Task statement :: Tally every line of the material that includes "arithmetic", then give the tally and nothing else.

start Listed records

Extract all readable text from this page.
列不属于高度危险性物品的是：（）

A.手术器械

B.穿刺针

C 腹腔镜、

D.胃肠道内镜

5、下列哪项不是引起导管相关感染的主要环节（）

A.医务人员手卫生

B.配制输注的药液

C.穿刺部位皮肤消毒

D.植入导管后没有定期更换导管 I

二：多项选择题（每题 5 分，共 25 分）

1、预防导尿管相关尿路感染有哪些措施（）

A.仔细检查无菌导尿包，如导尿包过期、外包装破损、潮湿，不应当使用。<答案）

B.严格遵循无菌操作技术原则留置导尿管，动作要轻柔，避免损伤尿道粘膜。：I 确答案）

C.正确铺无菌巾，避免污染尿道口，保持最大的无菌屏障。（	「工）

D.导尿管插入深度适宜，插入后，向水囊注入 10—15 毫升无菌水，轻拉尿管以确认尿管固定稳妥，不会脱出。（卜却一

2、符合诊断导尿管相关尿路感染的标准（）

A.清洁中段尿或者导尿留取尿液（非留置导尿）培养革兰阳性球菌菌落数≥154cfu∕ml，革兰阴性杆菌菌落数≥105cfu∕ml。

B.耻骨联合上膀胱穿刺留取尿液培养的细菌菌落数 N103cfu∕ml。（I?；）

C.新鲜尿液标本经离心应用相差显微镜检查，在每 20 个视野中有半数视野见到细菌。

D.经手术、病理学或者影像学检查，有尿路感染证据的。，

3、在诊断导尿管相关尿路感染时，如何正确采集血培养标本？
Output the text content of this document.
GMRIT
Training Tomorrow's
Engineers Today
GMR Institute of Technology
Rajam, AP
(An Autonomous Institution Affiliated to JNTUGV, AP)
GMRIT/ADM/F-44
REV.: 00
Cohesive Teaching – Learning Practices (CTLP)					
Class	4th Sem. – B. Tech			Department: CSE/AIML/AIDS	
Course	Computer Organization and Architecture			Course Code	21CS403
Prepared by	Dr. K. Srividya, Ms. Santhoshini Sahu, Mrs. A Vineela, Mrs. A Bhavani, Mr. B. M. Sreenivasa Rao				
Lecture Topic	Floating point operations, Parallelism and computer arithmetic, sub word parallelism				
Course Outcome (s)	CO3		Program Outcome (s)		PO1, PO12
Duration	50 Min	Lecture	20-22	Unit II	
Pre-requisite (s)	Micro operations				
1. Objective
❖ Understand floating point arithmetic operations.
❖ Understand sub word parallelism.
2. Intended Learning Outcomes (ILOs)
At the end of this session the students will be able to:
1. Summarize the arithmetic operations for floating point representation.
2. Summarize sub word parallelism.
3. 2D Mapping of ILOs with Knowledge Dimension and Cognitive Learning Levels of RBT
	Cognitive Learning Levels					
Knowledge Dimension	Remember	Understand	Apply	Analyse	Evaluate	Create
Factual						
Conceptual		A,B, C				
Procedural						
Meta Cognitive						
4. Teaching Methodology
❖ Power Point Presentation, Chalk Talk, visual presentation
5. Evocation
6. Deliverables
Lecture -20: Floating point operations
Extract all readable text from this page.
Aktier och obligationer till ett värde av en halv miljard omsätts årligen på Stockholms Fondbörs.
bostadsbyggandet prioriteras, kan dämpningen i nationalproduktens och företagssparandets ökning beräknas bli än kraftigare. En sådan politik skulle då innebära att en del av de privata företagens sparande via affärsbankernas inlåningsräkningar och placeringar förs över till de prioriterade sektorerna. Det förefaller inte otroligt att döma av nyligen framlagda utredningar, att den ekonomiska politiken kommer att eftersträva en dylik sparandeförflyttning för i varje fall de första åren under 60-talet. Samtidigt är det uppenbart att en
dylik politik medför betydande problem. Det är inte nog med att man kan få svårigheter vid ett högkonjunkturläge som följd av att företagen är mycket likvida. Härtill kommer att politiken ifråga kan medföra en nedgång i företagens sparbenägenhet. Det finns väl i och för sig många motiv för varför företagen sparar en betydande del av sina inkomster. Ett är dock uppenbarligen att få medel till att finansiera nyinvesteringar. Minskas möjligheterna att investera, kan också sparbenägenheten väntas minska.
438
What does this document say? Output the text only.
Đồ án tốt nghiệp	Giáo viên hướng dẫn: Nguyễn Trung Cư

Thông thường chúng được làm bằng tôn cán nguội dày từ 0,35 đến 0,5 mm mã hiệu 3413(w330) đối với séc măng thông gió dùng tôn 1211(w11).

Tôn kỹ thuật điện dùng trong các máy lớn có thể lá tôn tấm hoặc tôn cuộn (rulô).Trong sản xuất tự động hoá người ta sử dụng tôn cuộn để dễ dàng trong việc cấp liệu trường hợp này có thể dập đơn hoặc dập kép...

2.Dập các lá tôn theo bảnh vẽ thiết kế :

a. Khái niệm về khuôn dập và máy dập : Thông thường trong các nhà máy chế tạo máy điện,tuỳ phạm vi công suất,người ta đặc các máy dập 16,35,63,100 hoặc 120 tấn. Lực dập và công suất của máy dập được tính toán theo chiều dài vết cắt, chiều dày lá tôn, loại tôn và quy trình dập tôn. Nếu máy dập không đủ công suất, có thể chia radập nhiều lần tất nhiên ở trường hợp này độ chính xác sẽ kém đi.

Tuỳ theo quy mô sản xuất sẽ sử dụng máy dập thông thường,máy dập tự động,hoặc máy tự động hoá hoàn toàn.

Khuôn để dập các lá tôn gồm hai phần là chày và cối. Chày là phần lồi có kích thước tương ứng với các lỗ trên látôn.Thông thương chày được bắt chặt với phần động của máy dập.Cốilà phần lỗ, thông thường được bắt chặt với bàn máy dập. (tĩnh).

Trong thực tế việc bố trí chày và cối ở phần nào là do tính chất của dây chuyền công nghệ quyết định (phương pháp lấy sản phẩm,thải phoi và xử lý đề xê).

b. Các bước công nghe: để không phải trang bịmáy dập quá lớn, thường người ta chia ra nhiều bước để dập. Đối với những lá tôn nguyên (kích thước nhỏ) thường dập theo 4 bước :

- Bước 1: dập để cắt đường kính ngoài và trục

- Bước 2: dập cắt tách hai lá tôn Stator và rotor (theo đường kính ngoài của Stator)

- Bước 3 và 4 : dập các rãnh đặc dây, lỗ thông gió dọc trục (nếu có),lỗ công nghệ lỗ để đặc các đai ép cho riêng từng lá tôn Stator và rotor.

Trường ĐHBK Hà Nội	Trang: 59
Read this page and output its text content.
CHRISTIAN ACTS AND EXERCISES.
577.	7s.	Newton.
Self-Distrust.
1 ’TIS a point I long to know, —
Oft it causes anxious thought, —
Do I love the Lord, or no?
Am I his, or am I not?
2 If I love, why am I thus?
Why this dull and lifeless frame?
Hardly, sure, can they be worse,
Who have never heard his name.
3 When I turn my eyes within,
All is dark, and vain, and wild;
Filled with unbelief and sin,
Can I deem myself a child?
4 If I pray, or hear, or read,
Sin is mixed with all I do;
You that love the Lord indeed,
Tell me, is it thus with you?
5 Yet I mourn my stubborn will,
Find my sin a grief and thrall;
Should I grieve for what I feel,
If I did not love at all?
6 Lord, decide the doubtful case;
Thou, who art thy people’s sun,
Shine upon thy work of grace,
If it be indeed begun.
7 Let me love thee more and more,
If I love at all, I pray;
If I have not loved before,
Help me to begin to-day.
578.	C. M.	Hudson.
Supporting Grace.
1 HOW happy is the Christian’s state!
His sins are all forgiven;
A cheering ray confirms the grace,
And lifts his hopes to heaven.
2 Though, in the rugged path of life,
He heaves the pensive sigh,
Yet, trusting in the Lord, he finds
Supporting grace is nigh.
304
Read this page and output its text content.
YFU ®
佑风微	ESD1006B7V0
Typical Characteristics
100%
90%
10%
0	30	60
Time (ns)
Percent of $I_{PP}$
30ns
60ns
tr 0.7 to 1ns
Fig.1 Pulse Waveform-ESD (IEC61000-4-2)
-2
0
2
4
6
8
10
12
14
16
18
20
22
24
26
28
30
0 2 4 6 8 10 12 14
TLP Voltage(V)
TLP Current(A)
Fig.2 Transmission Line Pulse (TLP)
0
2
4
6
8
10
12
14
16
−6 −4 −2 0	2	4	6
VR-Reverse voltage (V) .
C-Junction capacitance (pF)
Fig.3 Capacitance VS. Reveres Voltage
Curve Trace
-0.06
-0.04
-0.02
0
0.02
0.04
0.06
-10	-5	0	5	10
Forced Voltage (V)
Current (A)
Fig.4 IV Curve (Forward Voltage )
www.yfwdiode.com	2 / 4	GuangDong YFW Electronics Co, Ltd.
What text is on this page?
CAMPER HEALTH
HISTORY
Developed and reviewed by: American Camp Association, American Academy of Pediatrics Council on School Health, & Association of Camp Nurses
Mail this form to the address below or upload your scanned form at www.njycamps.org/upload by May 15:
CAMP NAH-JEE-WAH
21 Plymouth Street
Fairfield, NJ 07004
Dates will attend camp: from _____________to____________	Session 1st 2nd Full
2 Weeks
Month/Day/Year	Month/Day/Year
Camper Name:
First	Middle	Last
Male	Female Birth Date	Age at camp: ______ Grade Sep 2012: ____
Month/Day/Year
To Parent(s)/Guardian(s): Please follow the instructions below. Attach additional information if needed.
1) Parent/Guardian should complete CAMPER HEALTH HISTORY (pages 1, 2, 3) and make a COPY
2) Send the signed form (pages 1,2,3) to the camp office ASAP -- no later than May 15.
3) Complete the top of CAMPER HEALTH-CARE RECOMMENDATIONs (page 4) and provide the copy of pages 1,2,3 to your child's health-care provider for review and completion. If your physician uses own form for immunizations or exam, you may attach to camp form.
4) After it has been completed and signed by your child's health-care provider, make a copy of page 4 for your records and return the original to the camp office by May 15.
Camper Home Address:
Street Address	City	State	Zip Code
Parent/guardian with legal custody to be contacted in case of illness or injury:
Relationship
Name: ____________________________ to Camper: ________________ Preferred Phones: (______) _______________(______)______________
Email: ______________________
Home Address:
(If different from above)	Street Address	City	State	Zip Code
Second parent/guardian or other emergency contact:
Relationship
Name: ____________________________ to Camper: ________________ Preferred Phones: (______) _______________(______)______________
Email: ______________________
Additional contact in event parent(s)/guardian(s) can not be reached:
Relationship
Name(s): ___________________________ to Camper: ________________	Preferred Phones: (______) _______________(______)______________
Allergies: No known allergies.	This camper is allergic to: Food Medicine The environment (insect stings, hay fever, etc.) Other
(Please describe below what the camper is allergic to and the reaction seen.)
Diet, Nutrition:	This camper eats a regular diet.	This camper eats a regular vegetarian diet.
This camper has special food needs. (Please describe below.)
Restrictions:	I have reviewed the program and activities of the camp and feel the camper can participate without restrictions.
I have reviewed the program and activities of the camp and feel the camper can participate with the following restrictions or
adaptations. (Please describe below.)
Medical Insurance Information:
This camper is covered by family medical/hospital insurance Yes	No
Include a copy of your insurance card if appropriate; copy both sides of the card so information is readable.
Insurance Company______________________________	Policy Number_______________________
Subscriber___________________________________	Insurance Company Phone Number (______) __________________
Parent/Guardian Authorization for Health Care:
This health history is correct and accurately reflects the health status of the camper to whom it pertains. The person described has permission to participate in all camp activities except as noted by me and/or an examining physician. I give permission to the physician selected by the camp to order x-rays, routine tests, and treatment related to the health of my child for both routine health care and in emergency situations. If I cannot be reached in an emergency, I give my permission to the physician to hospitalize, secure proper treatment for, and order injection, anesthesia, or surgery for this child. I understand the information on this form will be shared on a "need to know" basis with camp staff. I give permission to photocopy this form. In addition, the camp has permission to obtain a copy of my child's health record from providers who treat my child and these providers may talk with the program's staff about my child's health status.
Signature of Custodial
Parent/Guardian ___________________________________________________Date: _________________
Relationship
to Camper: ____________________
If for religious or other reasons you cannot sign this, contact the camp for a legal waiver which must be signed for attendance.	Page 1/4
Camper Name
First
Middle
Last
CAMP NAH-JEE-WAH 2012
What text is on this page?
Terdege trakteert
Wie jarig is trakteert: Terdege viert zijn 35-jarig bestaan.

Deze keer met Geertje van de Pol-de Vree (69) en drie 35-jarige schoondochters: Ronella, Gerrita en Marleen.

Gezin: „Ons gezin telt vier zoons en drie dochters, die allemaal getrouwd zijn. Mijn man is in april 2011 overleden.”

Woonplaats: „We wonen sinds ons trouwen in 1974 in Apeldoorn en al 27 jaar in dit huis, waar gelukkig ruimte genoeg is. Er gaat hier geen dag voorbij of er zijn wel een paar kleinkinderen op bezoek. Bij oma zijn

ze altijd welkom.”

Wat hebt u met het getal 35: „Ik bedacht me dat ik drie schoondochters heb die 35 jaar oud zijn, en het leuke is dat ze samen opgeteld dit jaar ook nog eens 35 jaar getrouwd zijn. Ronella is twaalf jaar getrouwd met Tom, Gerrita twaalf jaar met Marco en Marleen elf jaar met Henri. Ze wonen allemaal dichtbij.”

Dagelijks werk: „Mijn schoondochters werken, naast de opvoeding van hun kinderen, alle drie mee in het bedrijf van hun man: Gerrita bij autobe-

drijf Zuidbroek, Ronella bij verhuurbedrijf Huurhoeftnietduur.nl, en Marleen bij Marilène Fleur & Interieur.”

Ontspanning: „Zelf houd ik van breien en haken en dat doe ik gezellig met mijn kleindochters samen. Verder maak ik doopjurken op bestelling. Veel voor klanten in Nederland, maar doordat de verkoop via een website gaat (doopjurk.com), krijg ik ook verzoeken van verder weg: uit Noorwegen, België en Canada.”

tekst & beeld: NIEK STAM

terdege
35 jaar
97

end Listed records

Complete output :: 3